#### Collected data
____

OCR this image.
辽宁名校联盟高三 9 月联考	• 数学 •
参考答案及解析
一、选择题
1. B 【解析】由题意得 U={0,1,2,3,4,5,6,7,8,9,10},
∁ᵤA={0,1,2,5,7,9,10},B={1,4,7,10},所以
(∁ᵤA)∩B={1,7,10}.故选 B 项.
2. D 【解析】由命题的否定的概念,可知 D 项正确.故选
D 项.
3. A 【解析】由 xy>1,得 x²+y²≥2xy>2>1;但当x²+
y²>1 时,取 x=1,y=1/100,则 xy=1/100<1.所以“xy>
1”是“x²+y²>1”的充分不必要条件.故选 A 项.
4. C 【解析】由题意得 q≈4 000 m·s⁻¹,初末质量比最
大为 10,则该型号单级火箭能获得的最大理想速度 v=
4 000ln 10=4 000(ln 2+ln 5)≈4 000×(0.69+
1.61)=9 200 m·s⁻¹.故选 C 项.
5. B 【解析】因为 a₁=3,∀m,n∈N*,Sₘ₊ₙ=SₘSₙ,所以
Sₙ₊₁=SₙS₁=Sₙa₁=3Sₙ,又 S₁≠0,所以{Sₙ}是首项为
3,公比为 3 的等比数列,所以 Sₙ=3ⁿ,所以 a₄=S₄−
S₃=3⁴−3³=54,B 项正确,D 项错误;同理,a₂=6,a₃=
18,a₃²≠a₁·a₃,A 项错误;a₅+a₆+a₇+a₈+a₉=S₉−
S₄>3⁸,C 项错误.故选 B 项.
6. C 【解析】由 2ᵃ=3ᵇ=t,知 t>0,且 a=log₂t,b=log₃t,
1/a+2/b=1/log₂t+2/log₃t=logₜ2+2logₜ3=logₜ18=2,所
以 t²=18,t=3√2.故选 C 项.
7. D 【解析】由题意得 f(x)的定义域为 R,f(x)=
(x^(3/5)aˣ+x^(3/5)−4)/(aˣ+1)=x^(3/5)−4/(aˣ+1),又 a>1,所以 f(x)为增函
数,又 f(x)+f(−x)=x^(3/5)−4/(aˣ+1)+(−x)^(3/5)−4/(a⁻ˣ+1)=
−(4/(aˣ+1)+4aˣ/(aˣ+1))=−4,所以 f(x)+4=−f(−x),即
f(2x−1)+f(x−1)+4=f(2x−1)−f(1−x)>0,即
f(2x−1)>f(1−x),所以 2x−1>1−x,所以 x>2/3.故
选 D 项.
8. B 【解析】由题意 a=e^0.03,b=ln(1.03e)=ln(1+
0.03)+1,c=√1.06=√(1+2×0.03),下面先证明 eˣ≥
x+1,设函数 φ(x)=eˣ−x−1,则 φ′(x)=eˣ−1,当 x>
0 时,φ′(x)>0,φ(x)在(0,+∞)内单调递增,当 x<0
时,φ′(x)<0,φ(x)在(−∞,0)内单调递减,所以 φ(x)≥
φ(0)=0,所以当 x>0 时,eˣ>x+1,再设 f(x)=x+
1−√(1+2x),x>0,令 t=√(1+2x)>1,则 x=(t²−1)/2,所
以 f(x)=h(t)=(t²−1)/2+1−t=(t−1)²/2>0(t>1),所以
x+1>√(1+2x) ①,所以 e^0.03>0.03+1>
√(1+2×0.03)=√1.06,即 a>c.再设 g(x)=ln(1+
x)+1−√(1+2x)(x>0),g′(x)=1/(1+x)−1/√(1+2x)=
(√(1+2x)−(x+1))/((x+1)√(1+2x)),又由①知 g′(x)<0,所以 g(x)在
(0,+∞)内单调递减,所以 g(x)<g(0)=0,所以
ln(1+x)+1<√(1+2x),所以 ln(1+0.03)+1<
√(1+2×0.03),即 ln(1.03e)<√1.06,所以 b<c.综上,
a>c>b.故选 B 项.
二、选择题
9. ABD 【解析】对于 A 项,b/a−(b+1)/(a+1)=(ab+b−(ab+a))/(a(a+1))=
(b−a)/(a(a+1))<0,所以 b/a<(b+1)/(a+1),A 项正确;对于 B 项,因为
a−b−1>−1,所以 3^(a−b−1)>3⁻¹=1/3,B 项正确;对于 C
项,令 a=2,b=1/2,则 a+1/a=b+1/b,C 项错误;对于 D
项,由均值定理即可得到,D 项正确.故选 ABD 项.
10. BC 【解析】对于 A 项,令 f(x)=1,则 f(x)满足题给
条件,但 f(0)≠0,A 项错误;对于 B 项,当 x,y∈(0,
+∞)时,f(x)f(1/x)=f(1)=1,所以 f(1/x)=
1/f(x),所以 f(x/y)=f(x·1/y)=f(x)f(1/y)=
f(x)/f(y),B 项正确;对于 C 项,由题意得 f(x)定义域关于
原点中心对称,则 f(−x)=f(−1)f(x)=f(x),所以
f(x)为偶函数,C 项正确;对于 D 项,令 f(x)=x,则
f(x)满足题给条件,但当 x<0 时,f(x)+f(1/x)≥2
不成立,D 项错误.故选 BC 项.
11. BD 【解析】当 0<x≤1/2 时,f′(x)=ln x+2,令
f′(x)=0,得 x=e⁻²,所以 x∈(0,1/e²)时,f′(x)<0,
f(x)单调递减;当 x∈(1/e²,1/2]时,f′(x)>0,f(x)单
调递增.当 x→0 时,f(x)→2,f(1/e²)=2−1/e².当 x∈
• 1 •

____

#### INSTRUCTION
Quote the data above in full, changing nothing.

#### SOLUTION TO THIS EXERCISE
OCR this image.
辽宁名校联盟高三 9 月联考	• 数学 •
参考答案及解析
一、选择题
1. B 【解析】由题意得 U={0,1,2,3,4,5,6,7,8,9,10},
∁ᵤA={0,1,2,5,7,9,10},B={1,4,7,10},所以
(∁ᵤA)∩B={1,7,10}.故选 B 项.
2. D 【解析】由命题的否定的概念,可知 D 项正确.故选
D 项.
3. A 【解析】由 xy>1,得 x²+y²≥2xy>2>1;但当x²+
y²>1 时,取 x=1,y=1/100,则 xy=1/100<1.所以“xy>
1”是“x²+y²>1”的充分不必要条件.故选 A 项.
4. C 【解析】由题意得 q≈4 000 m·s⁻¹,初末质量比最
大为 10,则该型号单级火箭能获得的最大理想速度 v=
4 000ln 10=4 000(ln 2+ln 5)≈4 000×(0.69+
1.61)=9 200 m·s⁻¹.故选 C 项.
5. B 【解析】因为 a₁=3,∀m,n∈N*,Sₘ₊ₙ=SₘSₙ,所以
Sₙ₊₁=SₙS₁=Sₙa₁=3Sₙ,又 S₁≠0,所以{Sₙ}是首项为
3,公比为 3 的等比数列,所以 Sₙ=3ⁿ,所以 a₄=S₄−
S₃=3⁴−3³=54,B 项正确,D 项错误;同理,a₂=6,a₃=
18,a₃²≠a₁·a₃,A 项错误;a₅+a₆+a₇+a₈+a₉=S₉−
S₄>3⁸,C 项错误.故选 B 项.
6. C 【解析】由 2ᵃ=3ᵇ=t,知 t>0,且 a=log₂t,b=log₃t,
1/a+2/b=1/log₂t+2/log₃t=logₜ2+2logₜ3=logₜ18=2,所
以 t²=18,t=3√2.故选 C 项.
7. D 【解析】由题意得 f(x)的定义域为 R,f(x)=
(x^(3/5)aˣ+x^(3/5)−4)/(aˣ+1)=x^(3/5)−4/(aˣ+1),又 a>1,所以 f(x)为增函
数,又 f(x)+f(−x)=x^(3/5)−4/(aˣ+1)+(−x)^(3/5)−4/(a⁻ˣ+1)=
−(4/(aˣ+1)+4aˣ/(aˣ+1))=−4,所以 f(x)+4=−f(−x),即
f(2x−1)+f(x−1)+4=f(2x−1)−f(1−x)>0,即
f(2x−1)>f(1−x),所以 2x−1>1−x,所以 x>2/3.故
选 D 项.
8. B 【解析】由题意 a=e^0.03,b=ln(1.03e)=ln(1+
0.03)+1,c=√1.06=√(1+2×0.03),下面先证明 eˣ≥
x+1,设函数 φ(x)=eˣ−x−1,则 φ′(x)=eˣ−1,当 x>
0 时,φ′(x)>0,φ(x)在(0,+∞)内单调递增,当 x<0
时,φ′(x)<0,φ(x)在(−∞,0)内单调递减,所以 φ(x)≥
φ(0)=0,所以当 x>0 时,eˣ>x+1,再设 f(x)=x+
1−√(1+2x),x>0,令 t=√(1+2x)>1,则 x=(t²−1)/2,所
以 f(x)=h(t)=(t²−1)/2+1−t=(t−1)²/2>0(t>1),所以
x+1>√(1+2x) ①,所以 e^0.03>0.03+1>
√(1+2×0.03)=√1.06,即 a>c.再设 g(x)=ln(1+
x)+1−√(1+2x)(x>0),g′(x)=1/(1+x)−1/√(1+2x)=
(√(1+2x)−(x+1))/((x+1)√(1+2x)),又由①知 g′(x)<0,所以 g(x)在
(0,+∞)内单调递减,所以 g(x)<g(0)=0,所以
ln(1+x)+1<√(1+2x),所以 ln(1+0.03)+1<
√(1+2×0.03),即 ln(1.03e)<√1.06,所以 b<c.综上,
a>c>b.故选 B 项.
二、选择题
9. ABD 【解析】对于 A 项,b/a−(b+1)/(a+1)=(ab+b−(ab+a))/(a(a+1))=
(b−a)/(a(a+1))<0,所以 b/a<(b+1)/(a+1),A 项正确;对于 B 项,因为
a−b−1>−1,所以 3^(a−b−1)>3⁻¹=1/3,B 项正确;对于 C
项,令 a=2,b=1/2,则 a+1/a=b+1/b,C 项错误;对于 D
项,由均值定理即可得到,D 项正确.故选 ABD 项.
10. BC 【解析】对于 A 项,令 f(x)=1,则 f(x)满足题给
条件,但 f(0)≠0,A 项错误;对于 B 项,当 x,y∈(0,
+∞)时,f(x)f(1/x)=f(1)=1,所以 f(1/x)=
1/f(x),所以 f(x/y)=f(x·1/y)=f(x)f(1/y)=
f(x)/f(y),B 项正确;对于 C 项,由题意得 f(x)定义域关于
原点中心对称,则 f(−x)=f(−1)f(x)=f(x),所以
f(x)为偶函数,C 项正确;对于 D 项,令 f(x)=x,则
f(x)满足题给条件,但当 x<0 时,f(x)+f(1/x)≥2
不成立,D 项错误.故选 BC 项.
11. BD 【解析】当 0<x≤1/2 时,f′(x)=ln x+2,令
f′(x)=0,得 x=e⁻²,所以 x∈(0,1/e²)时,f′(x)<0,
f(x)单调递减;当 x∈(1/e²,1/2]时,f′(x)>0,f(x)单
调递增.当 x→0 时,f(x)→2,f(1/e²)=2−1/e².当 x∈
• 1 •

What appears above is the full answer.